Problema 1:
Segundo o texto sobre o verbo “pererecar”, de qual étimo tupi esse verbo parece decorrer?
Problema 2:
Extraia do texto sobre o verbo “pererecar” o trecho que vai de "Dicionários mais recentes" até "surge o termo?".

Trecho extraído:
--------

Até os dicionaristas pererecam para definir palavras

Imagem: Brett Jordan
Whatsapp
Facebook
Twitter
Instagram
Telegram

Por MARCELO MÓDOLO & HENRIQUE SANTOS BRAGA*

A riqueza da linguagem regional e os diferentes registros linguísticos

Um bom linguista sempre anda de ouvidos atentos para a fala cotidiana, lugar onde a língua é realizada sem muitos freios, com “a contribuição milionária de todos os erros”, como já dizia Oswald de Andrade. Foi com a fala cotidiana que Dona Araci, moradora da interiorana cidade de Cerquilho (SP), chamou-nos a atenção, relembrando um verbo bastante comum por lá: o “pererecar”, em frases como “Por que você está pererecando para lavar esta louça?”.

 

“Pererecar” existe?

Leigos sobre o funcionamento das línguas vinculam o registro em dicionários à própria existência dos vocábulos, como se a língua surgisse apenas após ser referendada por eruditos – contrariando inclusive a visão mítica segundo a qual “no início era o verbo”.

No caso de “pererecar”, os principais dicionários de língua portuguesa registram o termo, mas parecem desconhecer essa acepção utilizada por moradores de diferentes regiões interioranas do país.

Para Cândido de Figueiredo (1913), “pererecar” é brasileirismo, verbo intransitivo, no sentido de mover-se vertiginosamente de um lado para outro; ficar desnorteado. Já Caldas Aulete (1945) também registra o verbo como brasileirismo, intransitivo, no sentido de mover-se de um lado para outro vertiginosamente; (fig.) ficar desnorteado. Também com a acepção de saltitar, dar pulos (usado para se referir ao movimento de um pião).

Dicionários mais recentes (é o caso do Houaiss) parecem reproduzir os predecessores, ampliando um pouco seu campo semântico: andar às tontas, desnorteado, aturdido; dar saltos (o pião); saltar repetidas vezes (o jogador), e de modo inesperado, para fugir às disputas de bola; saltar, quicar (a bola) de modo inesperado, fugindo ao controle do(s) jogador(es).

Como mostram esses exemplos, o sentido com que o verbo é empregado no interior paulista — o de “ter dificuldades para algo”, “penar para realizar uma tarefa” — ainda não está contemplado em importantes obras de consulta.

 

De onde surge o termo?

Esse simpático verbo parece ser decorrência de seu étimo tupi perereg (origem também do termo “perereca”), que significava mover-se de um lado para outro vertiginosamente para conseguir alguma coisa – como se livrar de um perigo, ou agarrar um animal.

--------

Linhas fornecidas:
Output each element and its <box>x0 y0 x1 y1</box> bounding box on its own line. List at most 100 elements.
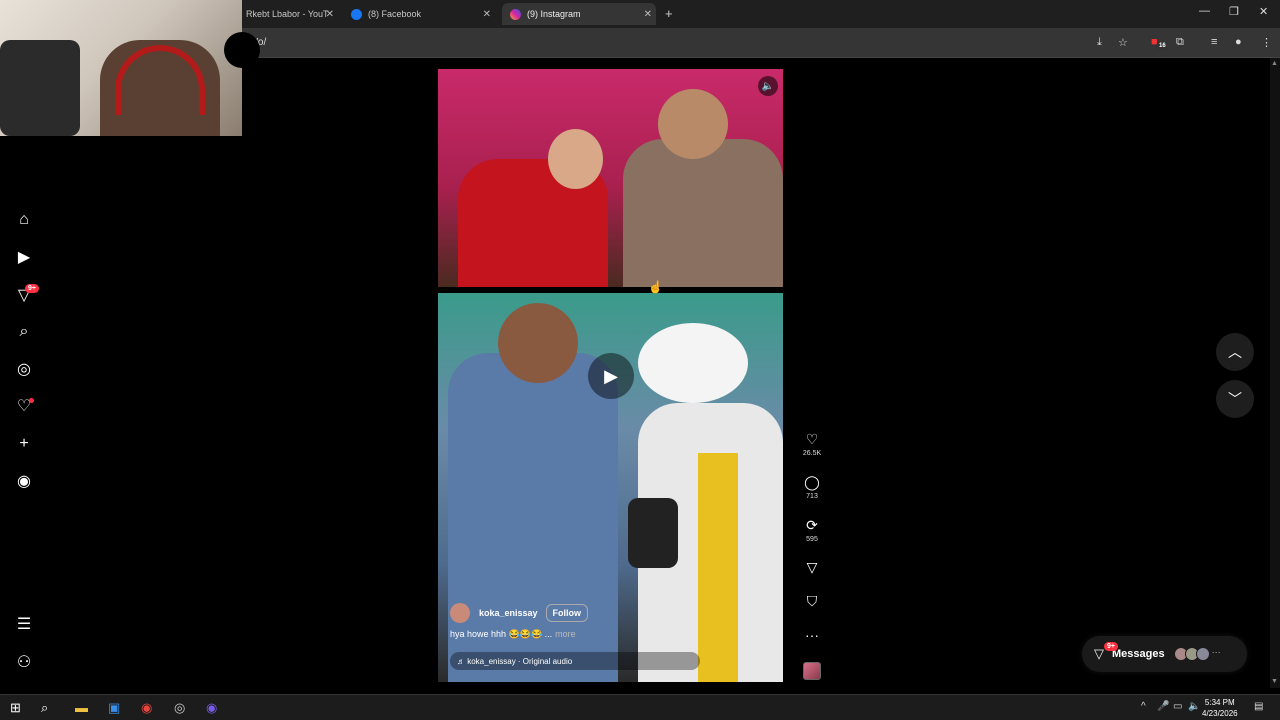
profile-icon[interactable]: ◉ <box>14 471 34 491</box>
minimize-button[interactable]: — <box>1199 5 1210 17</box>
follow-button[interactable]: Follow <box>545 604 589 622</box>
comment-count: 713 <box>806 493 818 500</box>
puzzle-icon[interactable]: ⧉ <box>1176 36 1184 49</box>
restore-button[interactable]: ❐ <box>1229 5 1239 18</box>
share-action[interactable]: ▽ <box>796 559 828 576</box>
reels-icon[interactable]: ▶ <box>14 247 34 267</box>
home-icon[interactable]: ⌂ <box>14 210 34 230</box>
clock-time: 5:34 PM <box>1204 698 1235 707</box>
like-count: 26.5K <box>802 450 822 457</box>
tab-title: (8) Facebook <box>368 9 422 19</box>
windows-start-icon[interactable]: ⊞ <box>10 700 21 716</box>
play-icon[interactable]: ▶ <box>588 353 634 399</box>
profile-avatar-icon[interactable]: ● <box>1235 36 1242 48</box>
more-icon[interactable]: ··· <box>796 627 828 643</box>
app-icon[interactable]: ◎ <box>174 700 185 716</box>
owner-username[interactable]: koka_enissay <box>479 608 538 618</box>
close-icon[interactable]: ✕ <box>644 9 652 20</box>
comment-icon[interactable]: ◯ <box>796 474 828 491</box>
notification-center-icon[interactable]: ▤ <box>1254 701 1263 712</box>
close-icon[interactable]: ✕ <box>483 9 491 20</box>
mouse-cursor-icon: ☝ <box>648 280 663 294</box>
audio-attribution[interactable]: ♬ koka_enissay · Original audio <box>450 652 700 670</box>
messages-button[interactable]: ▽ 9+ Messages ··· <box>1082 636 1247 672</box>
reel-video-previous[interactable] <box>438 69 783 287</box>
explore-icon[interactable]: ◎ <box>14 359 34 379</box>
also-from-meta-icon[interactable]: ⚇ <box>14 652 34 672</box>
bookmark-icon[interactable]: ⛉ <box>796 593 828 610</box>
chevron-down-icon: ﹀ <box>1228 391 1242 407</box>
like-action[interactable]: ♡ 26.5K <box>796 431 828 457</box>
reel-owner: koka_enissay Follow <box>450 603 589 623</box>
scrollbar[interactable]: ▲ ▼ <box>1270 58 1280 688</box>
person-face <box>548 129 603 189</box>
create-icon[interactable]: + <box>14 434 34 454</box>
reel-video-current[interactable] <box>438 293 783 682</box>
mute-icon[interactable]: 🔈 <box>758 76 778 96</box>
extension-badge: 16 <box>1156 42 1169 50</box>
tab-instagram[interactable]: (9) Instagram ✕ <box>502 3 656 25</box>
tab-facebook[interactable]: (8) Facebook ✕ <box>343 3 495 25</box>
comment-action[interactable]: ◯ 713 <box>796 474 828 500</box>
repost-icon[interactable]: ⟳ <box>796 517 828 534</box>
repost-action[interactable]: ⟳ 595 <box>796 517 828 543</box>
previous-reel-button[interactable]: ︿ <box>1216 333 1254 371</box>
yellow-shirt <box>698 453 738 682</box>
message-avatars: ··· <box>1173 647 1221 661</box>
share-icon[interactable]: ▽ <box>796 559 828 576</box>
reel-caption: hya howe hhh 😂😂😂 ... more <box>450 629 576 640</box>
person-face <box>658 89 728 159</box>
bookmark-star-icon[interactable]: ☆ <box>1118 36 1128 49</box>
scroll-down-icon[interactable]: ▼ <box>1271 678 1278 685</box>
volume-icon[interactable]: 🔈 <box>1188 701 1200 712</box>
chrome-icon[interactable]: ◉ <box>141 700 152 716</box>
more-menu-icon[interactable]: ⋮ <box>1261 36 1272 49</box>
next-reel-button[interactable]: ﹀ <box>1216 380 1254 418</box>
menu-icon[interactable]: ☰ <box>14 614 34 634</box>
white-cap <box>638 323 748 403</box>
system-clock[interactable]: 5:34 PM 4/23/2026 <box>1202 697 1238 719</box>
more-icon: ··· <box>1211 647 1221 657</box>
save-action[interactable]: ⛉ <box>796 593 828 610</box>
tab-title: Rkebt Lbabor - YouT <box>246 9 329 19</box>
chevron-up-icon: ︿ <box>1228 344 1242 360</box>
notification-badge: 9+ <box>25 284 39 293</box>
media-control-icon[interactable]: ≡ <box>1211 36 1217 48</box>
search-icon[interactable]: ⌕ <box>14 322 34 342</box>
new-tab-button[interactable]: + <box>665 6 673 21</box>
profile-circle <box>224 32 260 68</box>
microphone-icon[interactable]: 🎤 <box>1157 701 1169 712</box>
activity-dot <box>29 398 34 403</box>
heart-icon[interactable]: ♡ <box>796 431 828 448</box>
repost-count: 595 <box>806 536 818 543</box>
microphone <box>628 498 678 568</box>
tab-youtube[interactable]: Rkebt Lbabor - YouT ✕ <box>238 3 338 25</box>
webcam-overlay <box>0 0 242 136</box>
messages-badge: 9+ <box>1104 642 1118 651</box>
messages-label: Messages <box>1112 648 1165 660</box>
caption-text: hya howe hhh 😂😂😂 ... <box>450 629 553 639</box>
person-face <box>498 303 578 383</box>
search-icon[interactable]: ⌕ <box>41 700 48 716</box>
direct-icon: ▽ <box>1094 646 1104 661</box>
gaming-chair <box>0 40 80 136</box>
owner-avatar[interactable] <box>450 603 470 623</box>
install-app-icon[interactable]: ⤓ <box>1097 36 1102 49</box>
windows-taskbar: ⊞ ⌕ ▬ ▣ ◉ ◎ ◉ ^ 🎤 ▭ 🔈 5:34 PM 4/23/2026 … <box>0 694 1280 720</box>
avatar <box>1195 647 1210 661</box>
network-icon[interactable]: ▭ <box>1173 701 1182 712</box>
messenger-icon[interactable]: ◉ <box>206 700 217 716</box>
close-window-button[interactable]: ✕ <box>1259 5 1268 18</box>
audio-thumbnail[interactable] <box>803 662 821 680</box>
store-icon[interactable]: ▣ <box>108 700 120 716</box>
instagram-icon <box>510 8 521 20</box>
scroll-up-icon[interactable]: ▲ <box>1271 60 1278 67</box>
clock-date: 4/23/2026 <box>1202 709 1238 718</box>
tray-chevron-icon[interactable]: ^ <box>1141 701 1146 712</box>
tab-title: (9) Instagram <box>527 9 581 19</box>
file-explorer-icon[interactable]: ▬ <box>75 700 88 715</box>
close-icon[interactable]: ✕ <box>326 9 334 20</box>
person-plaid-shirt <box>623 139 783 287</box>
more-link[interactable]: more <box>555 629 576 639</box>
more-options[interactable]: ··· <box>796 627 828 643</box>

--------

Resposta correta 1:
Do étimo tupi perereg.

Resposta correta 2:
Dicionários mais recentes (é o caso do Houaiss) parecem reproduzir os predecessores, ampliando um pouco seu campo semântico: andar às tontas, desnorteado, aturdido; dar saltos (o pião); saltar repetidas vezes (o jogador), e de modo inesperado, para fugir às disputas de bola; saltar, quicar (a bola) de modo inesperado, fugindo ao controle do(s) jogador(es).

Como mostram esses exemplos, o sentido com que o verbo é empregado no interior paulista — o de “ter dificuldades para algo”, “penar para realizar uma tarefa” — ainda não está contemplado em importantes obras de consulta.

 

De onde surge o termo?